** begin RECORD EXCERPTS **

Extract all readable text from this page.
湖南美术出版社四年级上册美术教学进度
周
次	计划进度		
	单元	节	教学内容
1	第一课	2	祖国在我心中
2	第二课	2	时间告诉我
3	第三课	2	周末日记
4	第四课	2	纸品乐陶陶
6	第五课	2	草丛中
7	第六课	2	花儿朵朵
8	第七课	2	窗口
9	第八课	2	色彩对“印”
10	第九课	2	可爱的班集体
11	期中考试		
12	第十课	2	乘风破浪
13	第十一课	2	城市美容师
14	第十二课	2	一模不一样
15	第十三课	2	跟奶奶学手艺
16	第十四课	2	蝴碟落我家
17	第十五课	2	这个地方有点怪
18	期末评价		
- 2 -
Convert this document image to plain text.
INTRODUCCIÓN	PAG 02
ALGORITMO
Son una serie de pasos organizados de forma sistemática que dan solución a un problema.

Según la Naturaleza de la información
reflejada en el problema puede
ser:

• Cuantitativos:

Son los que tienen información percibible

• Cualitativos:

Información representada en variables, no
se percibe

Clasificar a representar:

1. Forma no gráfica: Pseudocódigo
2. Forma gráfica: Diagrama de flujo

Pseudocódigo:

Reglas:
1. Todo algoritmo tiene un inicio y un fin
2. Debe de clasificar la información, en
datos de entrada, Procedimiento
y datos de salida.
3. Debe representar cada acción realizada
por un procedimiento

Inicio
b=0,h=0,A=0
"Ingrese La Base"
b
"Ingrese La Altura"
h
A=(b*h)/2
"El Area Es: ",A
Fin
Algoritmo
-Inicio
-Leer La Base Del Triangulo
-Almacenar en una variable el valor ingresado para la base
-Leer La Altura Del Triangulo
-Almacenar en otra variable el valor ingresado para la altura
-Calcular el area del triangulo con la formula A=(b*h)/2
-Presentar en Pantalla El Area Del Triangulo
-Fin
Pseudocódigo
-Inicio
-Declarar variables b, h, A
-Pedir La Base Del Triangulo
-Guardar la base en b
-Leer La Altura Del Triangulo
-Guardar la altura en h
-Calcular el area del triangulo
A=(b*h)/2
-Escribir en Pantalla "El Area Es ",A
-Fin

** end RECORD EXCERPTS **

■ EXERCISE OBJECTIVE ■
Write out the records above again, keeping each one identical to the original.

■ TASK RESPONSE ■
Extract all readable text from this page.
湖南美术出版社四年级上册美术教学进度
周
次	计划进度		
	单元	节	教学内容
1	第一课	2	祖国在我心中
2	第二课	2	时间告诉我
3	第三课	2	周末日记
4	第四课	2	纸品乐陶陶
6	第五课	2	草丛中
7	第六课	2	花儿朵朵
8	第七课	2	窗口
9	第八课	2	色彩对“印”
10	第九课	2	可爱的班集体
11	期中考试		
12	第十课	2	乘风破浪
13	第十一课	2	城市美容师
14	第十二课	2	一模不一样
15	第十三课	2	跟奶奶学手艺
16	第十四课	2	蝴碟落我家
17	第十五课	2	这个地方有点怪
18	期末评价		
- 2 -
Convert this document image to plain text.
INTRODUCCIÓN	PAG 02
ALGORITMO
Son una serie de pasos organizados de forma sistemática que dan solución a un problema.

Según la Naturaleza de la información
reflejada en el problema puede
ser:

• Cuantitativos:

Son los que tienen información percibible

• Cualitativos:

Información representada en variables, no
se percibe

Clasificar a representar:

1. Forma no gráfica: Pseudocódigo
2. Forma gráfica: Diagrama de flujo

Pseudocódigo:

Reglas:
1. Todo algoritmo tiene un inicio y un fin
2. Debe de clasificar la información, en
datos de entrada, Procedimiento
y datos de salida.
3. Debe representar cada acción realizada
por un procedimiento

Inicio
b=0,h=0,A=0
"Ingrese La Base"
b
"Ingrese La Altura"
h
A=(b*h)/2
"El Area Es: ",A
Fin
Algoritmo
-Inicio
-Leer La Base Del Triangulo
-Almacenar en una variable el valor ingresado para la base
-Leer La Altura Del Triangulo
-Almacenar en otra variable el valor ingresado para la altura
-Calcular el area del triangulo con la formula A=(b*h)/2
-Presentar en Pantalla El Area Del Triangulo
-Fin
Pseudocódigo
-Inicio
-Declarar variables b, h, A
-Pedir La Base Del Triangulo
-Guardar la base en b
-Leer La Altura Del Triangulo
-Guardar la altura en h
-Calcular el area del triangulo
A=(b*h)/2
-Escribir en Pantalla "El Area Es ",A
-Fin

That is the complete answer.